Excerpt from a dataset
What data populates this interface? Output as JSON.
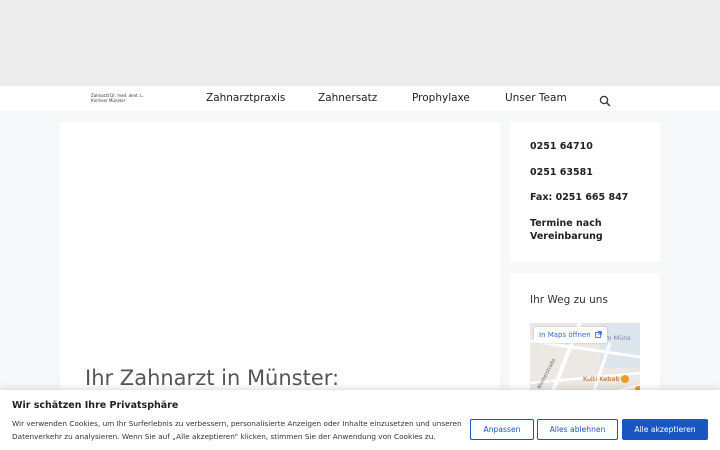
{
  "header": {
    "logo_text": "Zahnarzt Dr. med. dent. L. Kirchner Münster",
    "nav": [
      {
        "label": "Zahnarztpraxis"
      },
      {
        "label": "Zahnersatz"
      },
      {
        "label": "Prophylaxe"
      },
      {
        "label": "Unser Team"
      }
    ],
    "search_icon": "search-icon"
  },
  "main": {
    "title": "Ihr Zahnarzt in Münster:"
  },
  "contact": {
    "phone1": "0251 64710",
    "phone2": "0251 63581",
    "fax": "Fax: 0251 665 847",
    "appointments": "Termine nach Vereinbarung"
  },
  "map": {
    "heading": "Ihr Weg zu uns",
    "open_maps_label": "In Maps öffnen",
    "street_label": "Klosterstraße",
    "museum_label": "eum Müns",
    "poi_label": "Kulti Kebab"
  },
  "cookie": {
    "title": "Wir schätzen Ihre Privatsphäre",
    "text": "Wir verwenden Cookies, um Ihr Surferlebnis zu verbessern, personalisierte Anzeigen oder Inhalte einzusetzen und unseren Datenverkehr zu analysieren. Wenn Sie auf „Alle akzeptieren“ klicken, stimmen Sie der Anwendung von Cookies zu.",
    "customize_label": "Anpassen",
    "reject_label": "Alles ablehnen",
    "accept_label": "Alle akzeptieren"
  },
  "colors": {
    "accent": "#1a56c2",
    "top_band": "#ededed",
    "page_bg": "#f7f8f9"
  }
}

◆ **The request**:
Locate the lines above that hold the word "title". Show every one of them.

◆ **Response for this exercise**:
    "title": "Ihr Zahnarzt in Münster:"
    "title": "Wir schätzen Ihre Privatsphäre",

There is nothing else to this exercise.